→ **DATASET ENTRIES**
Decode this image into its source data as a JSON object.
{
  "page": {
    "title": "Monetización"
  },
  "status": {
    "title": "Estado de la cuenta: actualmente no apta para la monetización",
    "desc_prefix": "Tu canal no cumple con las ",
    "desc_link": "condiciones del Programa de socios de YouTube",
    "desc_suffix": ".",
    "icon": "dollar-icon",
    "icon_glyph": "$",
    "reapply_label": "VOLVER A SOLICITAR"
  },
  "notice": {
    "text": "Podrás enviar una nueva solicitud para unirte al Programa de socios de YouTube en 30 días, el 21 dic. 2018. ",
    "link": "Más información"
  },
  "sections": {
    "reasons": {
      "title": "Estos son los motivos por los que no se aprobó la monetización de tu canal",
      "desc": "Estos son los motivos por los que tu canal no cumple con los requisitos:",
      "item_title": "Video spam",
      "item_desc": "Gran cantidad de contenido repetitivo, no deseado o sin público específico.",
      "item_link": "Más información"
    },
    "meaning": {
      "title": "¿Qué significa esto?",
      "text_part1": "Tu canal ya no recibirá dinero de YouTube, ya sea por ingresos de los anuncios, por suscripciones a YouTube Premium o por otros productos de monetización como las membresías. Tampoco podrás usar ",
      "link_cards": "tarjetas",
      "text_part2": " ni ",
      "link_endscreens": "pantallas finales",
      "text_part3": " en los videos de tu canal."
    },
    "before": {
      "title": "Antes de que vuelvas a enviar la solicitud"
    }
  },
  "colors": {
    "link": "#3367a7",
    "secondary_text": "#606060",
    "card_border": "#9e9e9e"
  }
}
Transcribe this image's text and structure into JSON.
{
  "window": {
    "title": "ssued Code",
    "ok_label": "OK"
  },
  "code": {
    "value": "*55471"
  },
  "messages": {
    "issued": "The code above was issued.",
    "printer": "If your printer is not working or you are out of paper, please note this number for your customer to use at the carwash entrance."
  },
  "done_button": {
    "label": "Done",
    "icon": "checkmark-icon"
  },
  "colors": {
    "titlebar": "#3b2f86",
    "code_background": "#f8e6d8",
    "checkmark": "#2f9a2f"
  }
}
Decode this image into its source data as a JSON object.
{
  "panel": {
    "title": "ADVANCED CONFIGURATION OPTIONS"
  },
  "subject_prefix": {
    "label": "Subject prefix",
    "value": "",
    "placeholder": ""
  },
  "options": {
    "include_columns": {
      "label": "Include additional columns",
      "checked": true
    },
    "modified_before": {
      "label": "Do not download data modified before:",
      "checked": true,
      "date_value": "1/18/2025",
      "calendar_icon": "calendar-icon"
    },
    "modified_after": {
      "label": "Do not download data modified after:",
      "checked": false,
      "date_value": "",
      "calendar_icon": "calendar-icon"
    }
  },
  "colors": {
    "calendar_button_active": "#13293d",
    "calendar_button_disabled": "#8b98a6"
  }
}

→ **WORK INSTRUCTIONS**
Repeat the records above exactly as they appear.

→ **THE ANSWER**
Decode this image into its source data as a JSON object.
{
  "page": {
    "title": "Monetización"
  },
  "status": {
    "title": "Estado de la cuenta: actualmente no apta para la monetización",
    "desc_prefix": "Tu canal no cumple con las ",
    "desc_link": "condiciones del Programa de socios de YouTube",
    "desc_suffix": ".",
    "icon": "dollar-icon",
    "icon_glyph": "$",
    "reapply_label": "VOLVER A SOLICITAR"
  },
  "notice": {
    "text": "Podrás enviar una nueva solicitud para unirte al Programa de socios de YouTube en 30 días, el 21 dic. 2018. ",
    "link": "Más información"
  },
  "sections": {
    "reasons": {
      "title": "Estos son los motivos por los que no se aprobó la monetización de tu canal",
      "desc": "Estos son los motivos por los que tu canal no cumple con los requisitos:",
      "item_title": "Video spam",
      "item_desc": "Gran cantidad de contenido repetitivo, no deseado o sin público específico.",
      "item_link": "Más información"
    },
    "meaning": {
      "title": "¿Qué significa esto?",
      "text_part1": "Tu canal ya no recibirá dinero de YouTube, ya sea por ingresos de los anuncios, por suscripciones a YouTube Premium o por otros productos de monetización como las membresías. Tampoco podrás usar ",
      "link_cards": "tarjetas",
      "text_part2": " ni ",
      "link_endscreens": "pantallas finales",
      "text_part3": " en los videos de tu canal."
    },
    "before": {
      "title": "Antes de que vuelvas a enviar la solicitud"
    }
  },
  "colors": {
    "link": "#3367a7",
    "secondary_text": "#606060",
    "card_border": "#9e9e9e"
  }
}
Transcribe this image's text and structure into JSON.
{
  "window": {
    "title": "ssued Code",
    "ok_label": "OK"
  },
  "code": {
    "value": "*55471"
  },
  "messages": {
    "issued": "The code above was issued.",
    "printer": "If your printer is not working or you are out of paper, please note this number for your customer to use at the carwash entrance."
  },
  "done_button": {
    "label": "Done",
    "icon": "checkmark-icon"
  },
  "colors": {
    "titlebar": "#3b2f86",
    "code_background": "#f8e6d8",
    "checkmark": "#2f9a2f"
  }
}
Decode this image into its source data as a JSON object.
{
  "panel": {
    "title": "ADVANCED CONFIGURATION OPTIONS"
  },
  "subject_prefix": {
    "label": "Subject prefix",
    "value": "",
    "placeholder": ""
  },
  "options": {
    "include_columns": {
      "label": "Include additional columns",
      "checked": true
    },
    "modified_before": {
      "label": "Do not download data modified before:",
      "checked": true,
      "date_value": "1/18/2025",
      "calendar_icon": "calendar-icon"
    },
    "modified_after": {
      "label": "Do not download data modified after:",
      "checked": false,
      "date_value": "",
      "calendar_icon": "calendar-icon"
    }
  },
  "colors": {
    "calendar_button_active": "#13293d",
    "calendar_button_disabled": "#8b98a6"
  }
}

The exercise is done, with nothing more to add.